→ **Instructions to follow**: From the listing below, pick out each line with the word "this".

→ **Exercise materials**:
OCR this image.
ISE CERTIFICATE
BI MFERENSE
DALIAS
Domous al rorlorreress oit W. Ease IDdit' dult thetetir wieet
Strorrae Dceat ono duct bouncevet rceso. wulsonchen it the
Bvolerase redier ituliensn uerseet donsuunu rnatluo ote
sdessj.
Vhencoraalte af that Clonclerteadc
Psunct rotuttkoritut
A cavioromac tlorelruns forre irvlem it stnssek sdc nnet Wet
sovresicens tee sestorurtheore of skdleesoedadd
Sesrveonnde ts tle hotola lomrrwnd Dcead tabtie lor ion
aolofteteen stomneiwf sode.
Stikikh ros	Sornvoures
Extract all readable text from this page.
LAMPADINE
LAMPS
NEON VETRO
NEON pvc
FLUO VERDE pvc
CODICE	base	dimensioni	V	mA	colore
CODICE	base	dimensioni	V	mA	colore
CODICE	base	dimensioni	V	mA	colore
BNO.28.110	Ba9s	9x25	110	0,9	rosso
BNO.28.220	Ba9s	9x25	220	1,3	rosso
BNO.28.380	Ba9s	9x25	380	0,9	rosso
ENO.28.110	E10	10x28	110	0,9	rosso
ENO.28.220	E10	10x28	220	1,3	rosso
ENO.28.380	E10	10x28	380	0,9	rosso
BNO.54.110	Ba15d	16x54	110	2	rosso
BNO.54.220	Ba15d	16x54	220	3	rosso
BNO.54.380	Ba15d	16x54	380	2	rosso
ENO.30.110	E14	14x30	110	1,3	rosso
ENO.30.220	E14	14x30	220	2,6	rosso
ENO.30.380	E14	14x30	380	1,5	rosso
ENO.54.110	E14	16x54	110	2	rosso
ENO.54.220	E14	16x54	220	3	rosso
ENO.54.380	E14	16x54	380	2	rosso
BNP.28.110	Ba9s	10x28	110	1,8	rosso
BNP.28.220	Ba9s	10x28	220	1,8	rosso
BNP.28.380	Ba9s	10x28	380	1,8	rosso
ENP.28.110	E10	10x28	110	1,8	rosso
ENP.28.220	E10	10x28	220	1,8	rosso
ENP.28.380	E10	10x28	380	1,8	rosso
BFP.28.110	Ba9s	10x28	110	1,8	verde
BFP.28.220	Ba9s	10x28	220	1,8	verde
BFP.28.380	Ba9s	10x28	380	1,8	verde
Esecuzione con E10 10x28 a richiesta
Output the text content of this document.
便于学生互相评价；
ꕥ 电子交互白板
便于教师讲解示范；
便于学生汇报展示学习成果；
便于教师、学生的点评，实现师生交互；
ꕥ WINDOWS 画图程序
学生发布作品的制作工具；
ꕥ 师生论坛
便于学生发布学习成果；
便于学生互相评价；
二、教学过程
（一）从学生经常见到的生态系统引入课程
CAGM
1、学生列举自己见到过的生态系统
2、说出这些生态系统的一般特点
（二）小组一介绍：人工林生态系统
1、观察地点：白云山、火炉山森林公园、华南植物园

→ **The completed task**:
OCR this image.
Extract all readable text from this page.
Output the text content of this document.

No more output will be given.